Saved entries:
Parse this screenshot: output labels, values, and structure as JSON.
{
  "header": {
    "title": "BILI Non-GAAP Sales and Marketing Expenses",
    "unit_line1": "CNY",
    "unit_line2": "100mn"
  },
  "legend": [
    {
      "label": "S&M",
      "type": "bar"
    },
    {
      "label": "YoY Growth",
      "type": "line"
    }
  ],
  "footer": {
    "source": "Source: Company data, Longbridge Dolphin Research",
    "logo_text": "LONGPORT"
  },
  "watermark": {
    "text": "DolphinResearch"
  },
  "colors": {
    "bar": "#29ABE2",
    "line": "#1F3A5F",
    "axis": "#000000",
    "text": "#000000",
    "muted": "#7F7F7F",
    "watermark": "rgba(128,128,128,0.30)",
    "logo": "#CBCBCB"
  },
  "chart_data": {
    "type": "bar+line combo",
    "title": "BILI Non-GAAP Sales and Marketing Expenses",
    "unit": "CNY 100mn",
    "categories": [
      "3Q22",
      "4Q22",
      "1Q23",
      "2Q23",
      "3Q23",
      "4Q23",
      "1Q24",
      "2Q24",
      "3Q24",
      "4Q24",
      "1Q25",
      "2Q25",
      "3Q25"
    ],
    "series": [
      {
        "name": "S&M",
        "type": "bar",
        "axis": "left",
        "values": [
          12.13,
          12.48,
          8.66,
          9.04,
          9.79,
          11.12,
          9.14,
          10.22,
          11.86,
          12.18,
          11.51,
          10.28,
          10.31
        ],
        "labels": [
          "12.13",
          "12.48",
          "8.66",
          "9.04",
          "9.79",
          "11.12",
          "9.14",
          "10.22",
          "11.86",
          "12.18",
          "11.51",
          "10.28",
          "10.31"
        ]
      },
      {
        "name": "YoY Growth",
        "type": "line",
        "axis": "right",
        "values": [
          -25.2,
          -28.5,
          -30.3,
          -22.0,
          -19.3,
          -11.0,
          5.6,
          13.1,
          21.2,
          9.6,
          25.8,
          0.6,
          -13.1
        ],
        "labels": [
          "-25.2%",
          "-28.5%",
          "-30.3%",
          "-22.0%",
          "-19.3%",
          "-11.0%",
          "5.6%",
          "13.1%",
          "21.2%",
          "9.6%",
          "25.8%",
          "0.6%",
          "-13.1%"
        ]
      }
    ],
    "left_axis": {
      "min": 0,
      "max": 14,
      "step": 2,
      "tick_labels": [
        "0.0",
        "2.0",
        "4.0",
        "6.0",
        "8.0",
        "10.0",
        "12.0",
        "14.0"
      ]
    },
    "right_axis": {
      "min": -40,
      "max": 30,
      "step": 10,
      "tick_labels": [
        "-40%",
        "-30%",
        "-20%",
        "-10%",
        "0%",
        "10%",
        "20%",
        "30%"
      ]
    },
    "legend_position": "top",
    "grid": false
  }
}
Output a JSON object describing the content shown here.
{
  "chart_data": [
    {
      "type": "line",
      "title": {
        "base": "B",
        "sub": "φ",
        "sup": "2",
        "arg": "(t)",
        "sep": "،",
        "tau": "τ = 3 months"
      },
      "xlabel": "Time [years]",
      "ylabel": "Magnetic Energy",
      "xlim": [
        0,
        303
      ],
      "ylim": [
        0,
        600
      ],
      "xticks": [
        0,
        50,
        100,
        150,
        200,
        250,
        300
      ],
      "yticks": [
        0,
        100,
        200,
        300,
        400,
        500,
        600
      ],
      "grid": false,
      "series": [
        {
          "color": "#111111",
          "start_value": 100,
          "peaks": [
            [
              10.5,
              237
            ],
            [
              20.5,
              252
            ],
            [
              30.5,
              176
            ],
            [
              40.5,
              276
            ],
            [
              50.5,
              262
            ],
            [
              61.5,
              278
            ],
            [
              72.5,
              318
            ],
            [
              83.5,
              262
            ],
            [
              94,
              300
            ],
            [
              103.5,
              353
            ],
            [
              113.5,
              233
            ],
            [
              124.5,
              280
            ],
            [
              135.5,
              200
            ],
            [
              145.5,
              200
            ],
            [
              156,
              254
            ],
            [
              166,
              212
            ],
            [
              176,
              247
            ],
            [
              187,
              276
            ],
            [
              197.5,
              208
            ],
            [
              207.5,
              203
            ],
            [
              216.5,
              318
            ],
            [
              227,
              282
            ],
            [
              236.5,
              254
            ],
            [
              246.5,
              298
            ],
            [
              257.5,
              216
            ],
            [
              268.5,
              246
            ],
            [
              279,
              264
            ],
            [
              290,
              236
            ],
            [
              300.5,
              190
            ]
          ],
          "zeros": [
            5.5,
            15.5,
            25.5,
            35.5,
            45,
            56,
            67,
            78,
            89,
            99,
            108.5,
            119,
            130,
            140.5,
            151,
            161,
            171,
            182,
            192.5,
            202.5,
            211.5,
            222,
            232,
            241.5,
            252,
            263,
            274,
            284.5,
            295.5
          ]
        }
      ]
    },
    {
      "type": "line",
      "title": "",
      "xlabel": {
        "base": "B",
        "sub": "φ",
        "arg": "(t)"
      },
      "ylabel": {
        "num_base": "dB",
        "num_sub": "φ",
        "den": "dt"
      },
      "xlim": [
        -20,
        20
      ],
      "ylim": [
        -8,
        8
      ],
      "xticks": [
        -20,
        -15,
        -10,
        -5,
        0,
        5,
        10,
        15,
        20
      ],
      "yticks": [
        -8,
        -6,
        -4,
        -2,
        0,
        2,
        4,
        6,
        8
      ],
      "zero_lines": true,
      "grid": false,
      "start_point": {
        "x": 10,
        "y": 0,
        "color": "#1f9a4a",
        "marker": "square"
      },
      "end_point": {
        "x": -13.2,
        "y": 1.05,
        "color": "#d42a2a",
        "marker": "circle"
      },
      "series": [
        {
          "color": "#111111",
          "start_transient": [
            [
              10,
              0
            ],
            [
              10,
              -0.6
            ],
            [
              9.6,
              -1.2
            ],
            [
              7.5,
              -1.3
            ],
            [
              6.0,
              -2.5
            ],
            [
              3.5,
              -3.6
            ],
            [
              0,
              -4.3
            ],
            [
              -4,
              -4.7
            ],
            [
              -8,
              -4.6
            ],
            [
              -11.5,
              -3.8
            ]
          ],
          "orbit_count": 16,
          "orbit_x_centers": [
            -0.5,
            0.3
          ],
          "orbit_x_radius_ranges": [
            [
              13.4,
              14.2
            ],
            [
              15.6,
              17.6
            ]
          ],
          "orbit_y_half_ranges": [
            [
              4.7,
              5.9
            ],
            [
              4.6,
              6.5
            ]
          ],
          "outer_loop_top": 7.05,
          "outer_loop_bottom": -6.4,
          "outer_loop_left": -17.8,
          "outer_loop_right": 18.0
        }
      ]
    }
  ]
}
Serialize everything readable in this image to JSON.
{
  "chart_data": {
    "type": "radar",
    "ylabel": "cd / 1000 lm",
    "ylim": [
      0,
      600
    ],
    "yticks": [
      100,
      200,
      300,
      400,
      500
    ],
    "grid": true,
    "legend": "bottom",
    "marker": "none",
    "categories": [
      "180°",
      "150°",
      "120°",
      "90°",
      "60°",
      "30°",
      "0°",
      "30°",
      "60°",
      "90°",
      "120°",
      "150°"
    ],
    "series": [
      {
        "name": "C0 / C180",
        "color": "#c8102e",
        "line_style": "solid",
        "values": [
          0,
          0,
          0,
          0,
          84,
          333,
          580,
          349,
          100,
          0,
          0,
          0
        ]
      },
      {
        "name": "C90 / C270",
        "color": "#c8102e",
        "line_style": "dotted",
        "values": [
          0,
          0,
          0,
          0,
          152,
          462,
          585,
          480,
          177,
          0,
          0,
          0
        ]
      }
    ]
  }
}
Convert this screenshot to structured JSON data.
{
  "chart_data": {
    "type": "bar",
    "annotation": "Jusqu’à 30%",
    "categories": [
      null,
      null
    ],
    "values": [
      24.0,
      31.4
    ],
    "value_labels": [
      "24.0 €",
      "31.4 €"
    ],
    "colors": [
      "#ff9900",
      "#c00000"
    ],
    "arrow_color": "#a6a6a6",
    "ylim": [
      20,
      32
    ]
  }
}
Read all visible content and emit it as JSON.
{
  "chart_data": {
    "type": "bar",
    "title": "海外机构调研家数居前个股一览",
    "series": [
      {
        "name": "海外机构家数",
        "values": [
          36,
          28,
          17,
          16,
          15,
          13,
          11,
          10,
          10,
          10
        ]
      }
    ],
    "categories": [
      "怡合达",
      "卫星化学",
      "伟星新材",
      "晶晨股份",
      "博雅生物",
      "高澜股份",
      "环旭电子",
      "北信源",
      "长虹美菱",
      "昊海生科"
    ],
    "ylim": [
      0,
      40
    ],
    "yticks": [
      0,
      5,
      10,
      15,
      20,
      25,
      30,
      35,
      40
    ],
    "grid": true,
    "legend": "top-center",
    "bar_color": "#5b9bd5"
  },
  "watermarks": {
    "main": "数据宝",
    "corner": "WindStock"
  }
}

▶ [YOUR OBJECTIVE]: Report only the number of lines that hold the string "screenshot" in this listing.

▶ [RIGHT ANSWER]: 2